Given problem
Output the full material exactly as it appears here.

(Structured figure records)

☆ ☆ ☆ ☆ ☆ ☆ ☆

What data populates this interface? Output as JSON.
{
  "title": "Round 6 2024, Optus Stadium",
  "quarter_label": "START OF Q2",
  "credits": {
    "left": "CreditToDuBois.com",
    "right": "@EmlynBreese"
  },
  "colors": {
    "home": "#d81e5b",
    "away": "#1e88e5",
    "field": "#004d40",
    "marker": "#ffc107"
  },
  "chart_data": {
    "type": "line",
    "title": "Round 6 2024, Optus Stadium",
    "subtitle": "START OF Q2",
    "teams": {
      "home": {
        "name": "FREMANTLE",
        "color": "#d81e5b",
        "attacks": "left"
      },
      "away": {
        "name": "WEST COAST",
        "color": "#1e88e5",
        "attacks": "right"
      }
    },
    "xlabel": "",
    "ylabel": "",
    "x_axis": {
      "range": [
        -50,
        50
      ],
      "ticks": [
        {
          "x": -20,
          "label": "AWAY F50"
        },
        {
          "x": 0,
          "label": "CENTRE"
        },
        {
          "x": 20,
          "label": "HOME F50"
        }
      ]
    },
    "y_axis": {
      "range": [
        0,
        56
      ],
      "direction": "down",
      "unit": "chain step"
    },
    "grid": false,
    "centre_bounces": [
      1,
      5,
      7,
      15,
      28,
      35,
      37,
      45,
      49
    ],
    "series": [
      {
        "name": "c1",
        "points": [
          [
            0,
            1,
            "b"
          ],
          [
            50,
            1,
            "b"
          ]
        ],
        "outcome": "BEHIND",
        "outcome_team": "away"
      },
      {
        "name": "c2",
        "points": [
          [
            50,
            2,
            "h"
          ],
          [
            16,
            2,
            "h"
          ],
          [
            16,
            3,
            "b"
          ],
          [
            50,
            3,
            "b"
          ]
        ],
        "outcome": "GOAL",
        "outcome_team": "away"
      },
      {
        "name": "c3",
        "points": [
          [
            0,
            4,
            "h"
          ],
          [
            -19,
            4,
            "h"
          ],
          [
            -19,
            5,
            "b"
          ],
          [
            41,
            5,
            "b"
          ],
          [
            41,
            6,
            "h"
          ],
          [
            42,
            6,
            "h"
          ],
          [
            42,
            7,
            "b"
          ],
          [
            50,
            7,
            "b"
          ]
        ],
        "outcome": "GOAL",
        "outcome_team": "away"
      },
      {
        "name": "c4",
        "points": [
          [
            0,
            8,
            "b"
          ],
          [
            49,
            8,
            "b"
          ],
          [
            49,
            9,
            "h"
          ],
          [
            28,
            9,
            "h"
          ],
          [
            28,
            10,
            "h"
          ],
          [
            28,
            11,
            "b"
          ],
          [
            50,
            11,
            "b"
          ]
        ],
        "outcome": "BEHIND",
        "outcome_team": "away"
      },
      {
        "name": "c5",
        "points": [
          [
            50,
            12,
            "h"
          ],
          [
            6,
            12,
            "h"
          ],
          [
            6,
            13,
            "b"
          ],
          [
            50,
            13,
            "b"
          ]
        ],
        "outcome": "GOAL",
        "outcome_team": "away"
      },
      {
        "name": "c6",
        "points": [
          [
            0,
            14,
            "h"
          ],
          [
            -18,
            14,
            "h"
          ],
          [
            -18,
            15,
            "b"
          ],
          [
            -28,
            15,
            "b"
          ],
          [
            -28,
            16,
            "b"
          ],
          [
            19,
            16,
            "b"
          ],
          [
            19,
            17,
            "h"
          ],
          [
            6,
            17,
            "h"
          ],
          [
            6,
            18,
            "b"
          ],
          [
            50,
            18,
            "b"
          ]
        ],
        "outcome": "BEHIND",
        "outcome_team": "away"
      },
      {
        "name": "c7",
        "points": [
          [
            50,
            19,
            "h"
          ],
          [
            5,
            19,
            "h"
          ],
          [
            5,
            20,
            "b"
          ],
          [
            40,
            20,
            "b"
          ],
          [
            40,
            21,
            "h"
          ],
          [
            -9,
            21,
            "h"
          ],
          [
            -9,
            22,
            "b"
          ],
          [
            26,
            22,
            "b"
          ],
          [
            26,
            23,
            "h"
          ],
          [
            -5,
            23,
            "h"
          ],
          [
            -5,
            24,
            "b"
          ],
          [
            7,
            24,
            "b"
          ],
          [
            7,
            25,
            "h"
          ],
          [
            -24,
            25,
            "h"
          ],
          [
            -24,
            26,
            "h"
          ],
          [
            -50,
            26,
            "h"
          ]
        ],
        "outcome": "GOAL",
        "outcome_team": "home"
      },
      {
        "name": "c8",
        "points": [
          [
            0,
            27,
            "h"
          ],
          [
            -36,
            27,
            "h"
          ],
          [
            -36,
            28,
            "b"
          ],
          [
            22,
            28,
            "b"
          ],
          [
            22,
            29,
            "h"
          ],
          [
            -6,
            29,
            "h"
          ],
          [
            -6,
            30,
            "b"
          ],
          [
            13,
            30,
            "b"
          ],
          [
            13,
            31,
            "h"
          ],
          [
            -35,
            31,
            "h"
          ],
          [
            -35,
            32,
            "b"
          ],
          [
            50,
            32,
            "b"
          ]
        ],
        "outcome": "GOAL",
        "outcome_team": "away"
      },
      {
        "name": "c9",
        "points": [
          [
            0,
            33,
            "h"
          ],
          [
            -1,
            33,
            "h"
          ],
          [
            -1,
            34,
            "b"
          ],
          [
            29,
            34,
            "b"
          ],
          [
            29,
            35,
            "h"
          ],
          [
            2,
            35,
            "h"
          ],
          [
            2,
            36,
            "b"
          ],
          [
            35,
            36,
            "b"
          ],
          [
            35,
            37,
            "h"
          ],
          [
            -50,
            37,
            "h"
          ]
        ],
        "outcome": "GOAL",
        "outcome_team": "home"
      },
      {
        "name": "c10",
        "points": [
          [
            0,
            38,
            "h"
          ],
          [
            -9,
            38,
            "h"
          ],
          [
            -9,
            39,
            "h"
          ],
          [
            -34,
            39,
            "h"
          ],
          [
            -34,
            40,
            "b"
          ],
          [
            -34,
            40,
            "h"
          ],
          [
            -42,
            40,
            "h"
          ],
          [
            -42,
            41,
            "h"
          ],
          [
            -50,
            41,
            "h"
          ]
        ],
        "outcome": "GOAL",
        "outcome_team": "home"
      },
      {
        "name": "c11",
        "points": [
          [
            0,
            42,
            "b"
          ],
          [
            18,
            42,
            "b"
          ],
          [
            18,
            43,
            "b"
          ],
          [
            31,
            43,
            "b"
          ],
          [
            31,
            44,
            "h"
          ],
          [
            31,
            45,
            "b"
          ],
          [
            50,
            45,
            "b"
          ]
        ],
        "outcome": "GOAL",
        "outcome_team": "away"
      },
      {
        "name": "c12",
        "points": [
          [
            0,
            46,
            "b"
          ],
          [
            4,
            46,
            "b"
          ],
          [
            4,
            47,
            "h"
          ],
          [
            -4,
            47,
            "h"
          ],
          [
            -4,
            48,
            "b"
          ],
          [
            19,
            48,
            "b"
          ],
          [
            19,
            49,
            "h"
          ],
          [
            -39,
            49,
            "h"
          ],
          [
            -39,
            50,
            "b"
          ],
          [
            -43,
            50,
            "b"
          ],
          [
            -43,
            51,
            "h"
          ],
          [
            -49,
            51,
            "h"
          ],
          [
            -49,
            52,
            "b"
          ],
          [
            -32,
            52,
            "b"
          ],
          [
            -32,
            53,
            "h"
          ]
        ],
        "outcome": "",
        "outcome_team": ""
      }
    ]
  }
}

☆ ☆ ☆ ☆ ☆ ☆ ☆

Full solution
What data populates this interface? Output as JSON.
{
  "title": "Round 6 2024, Optus Stadium",
  "quarter_label": "START OF Q2",
  "credits": {
    "left": "CreditToDuBois.com",
    "right": "@EmlynBreese"
  },
  "colors": {
    "home": "#d81e5b",
    "away": "#1e88e5",
    "field": "#004d40",
    "marker": "#ffc107"
  },
  "chart_data": {
    "type": "line",
    "title": "Round 6 2024, Optus Stadium",
    "subtitle": "START OF Q2",
    "teams": {
      "home": {
        "name": "FREMANTLE",
        "color": "#d81e5b",
        "attacks": "left"
      },
      "away": {
        "name": "WEST COAST",
        "color": "#1e88e5",
        "attacks": "right"
      }
    },
    "xlabel": "",
    "ylabel": "",
    "x_axis": {
      "range": [
        -50,
        50
      ],
      "ticks": [
        {
          "x": -20,
          "label": "AWAY F50"
        },
        {
          "x": 0,
          "label": "CENTRE"
        },
        {
          "x": 20,
          "label": "HOME F50"
        }
      ]
    },
    "y_axis": {
      "range": [
        0,
        56
      ],
      "direction": "down",
      "unit": "chain step"
    },
    "grid": false,
    "centre_bounces": [
      1,
      5,
      7,
      15,
      28,
      35,
      37,
      45,
      49
    ],
    "series": [
      {
        "name": "c1",
        "points": [
          [
            0,
            1,
            "b"
          ],
          [
            50,
            1,
            "b"
          ]
        ],
        "outcome": "BEHIND",
        "outcome_team": "away"
      },
      {
        "name": "c2",
        "points": [
          [
            50,
            2,
            "h"
          ],
          [
            16,
            2,
            "h"
          ],
          [
            16,
            3,
            "b"
          ],
          [
            50,
            3,
            "b"
          ]
        ],
        "outcome": "GOAL",
        "outcome_team": "away"
      },
      {
        "name": "c3",
        "points": [
          [
            0,
            4,
            "h"
          ],
          [
            -19,
            4,
            "h"
          ],
          [
            -19,
            5,
            "b"
          ],
          [
            41,
            5,
            "b"
          ],
          [
            41,
            6,
            "h"
          ],
          [
            42,
            6,
            "h"
          ],
          [
            42,
            7,
            "b"
          ],
          [
            50,
            7,
            "b"
          ]
        ],
        "outcome": "GOAL",
        "outcome_team": "away"
      },
      {
        "name": "c4",
        "points": [
          [
            0,
            8,
            "b"
          ],
          [
            49,
            8,
            "b"
          ],
          [
            49,
            9,
            "h"
          ],
          [
            28,
            9,
            "h"
          ],
          [
            28,
            10,
            "h"
          ],
          [
            28,
            11,
            "b"
          ],
          [
            50,
            11,
            "b"
          ]
        ],
        "outcome": "BEHIND",
        "outcome_team": "away"
      },
      {
        "name": "c5",
        "points": [
          [
            50,
            12,
            "h"
          ],
          [
            6,
            12,
            "h"
          ],
          [
            6,
            13,
            "b"
          ],
          [
            50,
            13,
            "b"
          ]
        ],
        "outcome": "GOAL",
        "outcome_team": "away"
      },
      {
        "name": "c6",
        "points": [
          [
            0,
            14,
            "h"
          ],
          [
            -18,
            14,
            "h"
          ],
          [
            -18,
            15,
            "b"
          ],
          [
            -28,
            15,
            "b"
          ],
          [
            -28,
            16,
            "b"
          ],
          [
            19,
            16,
            "b"
          ],
          [
            19,
            17,
            "h"
          ],
          [
            6,
            17,
            "h"
          ],
          [
            6,
            18,
            "b"
          ],
          [
            50,
            18,
            "b"
          ]
        ],
        "outcome": "BEHIND",
        "outcome_team": "away"
      },
      {
        "name": "c7",
        "points": [
          [
            50,
            19,
            "h"
          ],
          [
            5,
            19,
            "h"
          ],
          [
            5,
            20,
            "b"
          ],
          [
            40,
            20,
            "b"
          ],
          [
            40,
            21,
            "h"
          ],
          [
            -9,
            21,
            "h"
          ],
          [
            -9,
            22,
            "b"
          ],
          [
            26,
            22,
            "b"
          ],
          [
            26,
            23,
            "h"
          ],
          [
            -5,
            23,
            "h"
          ],
          [
            -5,
            24,
            "b"
          ],
          [
            7,
            24,
            "b"
          ],
          [
            7,
            25,
            "h"
          ],
          [
            -24,
            25,
            "h"
          ],
          [
            -24,
            26,
            "h"
          ],
          [
            -50,
            26,
            "h"
          ]
        ],
        "outcome": "GOAL",
        "outcome_team": "home"
      },
      {
        "name": "c8",
        "points": [
          [
            0,
            27,
            "h"
          ],
          [
            -36,
            27,
            "h"
          ],
          [
            -36,
            28,
            "b"
          ],
          [
            22,
            28,
            "b"
          ],
          [
            22,
            29,
            "h"
          ],
          [
            -6,
            29,
            "h"
          ],
          [
            -6,
            30,
            "b"
          ],
          [
            13,
            30,
            "b"
          ],
          [
            13,
            31,
            "h"
          ],
          [
            -35,
            31,
            "h"
          ],
          [
            -35,
            32,
            "b"
          ],
          [
            50,
            32,
            "b"
          ]
        ],
        "outcome": "GOAL",
        "outcome_team": "away"
      },
      {
        "name": "c9",
        "points": [
          [
            0,
            33,
            "h"
          ],
          [
            -1,
            33,
            "h"
          ],
          [
            -1,
            34,
            "b"
          ],
          [
            29,
            34,
            "b"
          ],
          [
            29,
            35,
            "h"
          ],
          [
            2,
            35,
            "h"
          ],
          [
            2,
            36,
            "b"
          ],
          [
            35,
            36,
            "b"
          ],
          [
            35,
            37,
            "h"
          ],
          [
            -50,
            37,
            "h"
          ]
        ],
        "outcome": "GOAL",
        "outcome_team": "home"
      },
      {
        "name": "c10",
        "points": [
          [
            0,
            38,
            "h"
          ],
          [
            -9,
            38,
            "h"
          ],
          [
            -9,
            39,
            "h"
          ],
          [
            -34,
            39,
            "h"
          ],
          [
            -34,
            40,
            "b"
          ],
          [
            -34,
            40,
            "h"
          ],
          [
            -42,
            40,
            "h"
          ],
          [
            -42,
            41,
            "h"
          ],
          [
            -50,
            41,
            "h"
          ]
        ],
        "outcome": "GOAL",
        "outcome_team": "home"
      },
      {
        "name": "c11",
        "points": [
          [
            0,
            42,
            "b"
          ],
          [
            18,
            42,
            "b"
          ],
          [
            18,
            43,
            "b"
          ],
          [
            31,
            43,
            "b"
          ],
          [
            31,
            44,
            "h"
          ],
          [
            31,
            45,
            "b"
          ],
          [
            50,
            45,
            "b"
          ]
        ],
        "outcome": "GOAL",
        "outcome_team": "away"
      },
      {
        "name": "c12",
        "points": [
          [
            0,
            46,
            "b"
          ],
          [
            4,
            46,
            "b"
          ],
          [
            4,
            47,
            "h"
          ],
          [
            -4,
            47,
            "h"
          ],
          [
            -4,
            48,
            "b"
          ],
          [
            19,
            48,
            "b"
          ],
          [
            19,
            49,
            "h"
          ],
          [
            -39,
            49,
            "h"
          ],
          [
            -39,
            50,
            "b"
          ],
          [
            -43,
            50,
            "b"
          ],
          [
            -43,
            51,
            "h"
          ],
          [
            -49,
            51,
            "h"
          ],
          [
            -49,
            52,
            "b"
          ],
          [
            -32,
            52,
            "b"
          ],
          [
            -32,
            53,
            "h"
          ]
        ],
        "outcome": "",
        "outcome_team": ""
      }
    ]
  }
}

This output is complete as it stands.